* **Written instruction**
Return all the data, word for word.
## start Task material
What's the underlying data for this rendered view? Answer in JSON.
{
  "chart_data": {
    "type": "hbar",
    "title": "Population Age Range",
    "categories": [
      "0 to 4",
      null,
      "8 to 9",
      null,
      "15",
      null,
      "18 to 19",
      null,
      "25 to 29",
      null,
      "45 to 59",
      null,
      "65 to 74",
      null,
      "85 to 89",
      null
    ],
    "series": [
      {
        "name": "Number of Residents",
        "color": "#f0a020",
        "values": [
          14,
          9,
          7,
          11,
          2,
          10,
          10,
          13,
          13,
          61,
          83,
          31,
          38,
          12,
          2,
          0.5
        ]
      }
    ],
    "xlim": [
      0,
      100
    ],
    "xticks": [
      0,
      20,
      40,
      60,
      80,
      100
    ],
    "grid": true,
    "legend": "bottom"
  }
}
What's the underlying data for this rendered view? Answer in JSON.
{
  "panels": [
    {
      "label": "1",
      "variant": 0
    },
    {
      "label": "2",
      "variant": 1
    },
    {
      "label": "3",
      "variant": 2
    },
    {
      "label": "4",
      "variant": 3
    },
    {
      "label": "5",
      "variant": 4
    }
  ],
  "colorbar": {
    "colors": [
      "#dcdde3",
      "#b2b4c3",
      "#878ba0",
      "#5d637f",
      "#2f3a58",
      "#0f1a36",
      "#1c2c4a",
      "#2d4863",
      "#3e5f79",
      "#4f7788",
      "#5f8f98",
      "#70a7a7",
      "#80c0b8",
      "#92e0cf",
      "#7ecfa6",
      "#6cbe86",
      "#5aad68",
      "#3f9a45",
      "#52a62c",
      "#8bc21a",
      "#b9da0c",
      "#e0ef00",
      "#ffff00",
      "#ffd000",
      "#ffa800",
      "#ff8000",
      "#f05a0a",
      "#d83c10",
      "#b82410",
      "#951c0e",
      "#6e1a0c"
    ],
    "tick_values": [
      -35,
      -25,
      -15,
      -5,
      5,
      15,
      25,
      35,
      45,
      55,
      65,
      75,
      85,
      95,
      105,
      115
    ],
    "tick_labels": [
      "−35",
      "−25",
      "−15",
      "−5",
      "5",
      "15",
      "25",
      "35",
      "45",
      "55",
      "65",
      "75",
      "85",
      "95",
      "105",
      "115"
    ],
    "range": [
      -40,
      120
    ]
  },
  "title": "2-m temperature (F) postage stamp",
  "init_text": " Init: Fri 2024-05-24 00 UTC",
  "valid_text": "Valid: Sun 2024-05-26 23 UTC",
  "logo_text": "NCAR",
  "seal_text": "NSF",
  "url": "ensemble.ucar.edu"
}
## end Task material
* **In response**
What's the underlying data for this rendered view? Answer in JSON.
{
  "chart_data": {
    "type": "hbar",
    "title": "Population Age Range",
    "categories": [
      "0 to 4",
      null,
      "8 to 9",
      null,
      "15",
      null,
      "18 to 19",
      null,
      "25 to 29",
      null,
      "45 to 59",
      null,
      "65 to 74",
      null,
      "85 to 89",
      null
    ],
    "series": [
      {
        "name": "Number of Residents",
        "color": "#f0a020",
        "values": [
          14,
          9,
          7,
          11,
          2,
          10,
          10,
          13,
          13,
          61,
          83,
          31,
          38,
          12,
          2,
          0.5
        ]
      }
    ],
    "xlim": [
      0,
      100
    ],
    "xticks": [
      0,
      20,
      40,
      60,
      80,
      100
    ],
    "grid": true,
    "legend": "bottom"
  }
}
What's the underlying data for this rendered view? Answer in JSON.
{
  "panels": [
    {
      "label": "1",
      "variant": 0
    },
    {
      "label": "2",
      "variant": 1
    },
    {
      "label": "3",
      "variant": 2
    },
    {
      "label": "4",
      "variant": 3
    },
    {
      "label": "5",
      "variant": 4
    }
  ],
  "colorbar": {
    "colors": [
      "#dcdde3",
      "#b2b4c3",
      "#878ba0",
      "#5d637f",
      "#2f3a58",
      "#0f1a36",
      "#1c2c4a",
      "#2d4863",
      "#3e5f79",
      "#4f7788",
      "#5f8f98",
      "#70a7a7",
      "#80c0b8",
      "#92e0cf",
      "#7ecfa6",
      "#6cbe86",
      "#5aad68",
      "#3f9a45",
      "#52a62c",
      "#8bc21a",
      "#b9da0c",
      "#e0ef00",
      "#ffff00",
      "#ffd000",
      "#ffa800",
      "#ff8000",
      "#f05a0a",
      "#d83c10",
      "#b82410",
      "#951c0e",
      "#6e1a0c"
    ],
    "tick_values": [
      -35,
      -25,
      -15,
      -5,
      5,
      15,
      25,
      35,
      45,
      55,
      65,
      75,
      85,
      95,
      105,
      115
    ],
    "tick_labels": [
      "−35",
      "−25",
      "−15",
      "−5",
      "5",
      "15",
      "25",
      "35",
      "45",
      "55",
      "65",
      "75",
      "85",
      "95",
      "105",
      "115"
    ],
    "range": [
      -40,
      120
    ]
  },
  "title": "2-m temperature (F) postage stamp",
  "init_text": " Init: Fri 2024-05-24 00 UTC",
  "valid_text": "Valid: Sun 2024-05-26 23 UTC",
  "logo_text": "NCAR",
  "seal_text": "NSF",
  "url": "ensemble.ucar.edu"
}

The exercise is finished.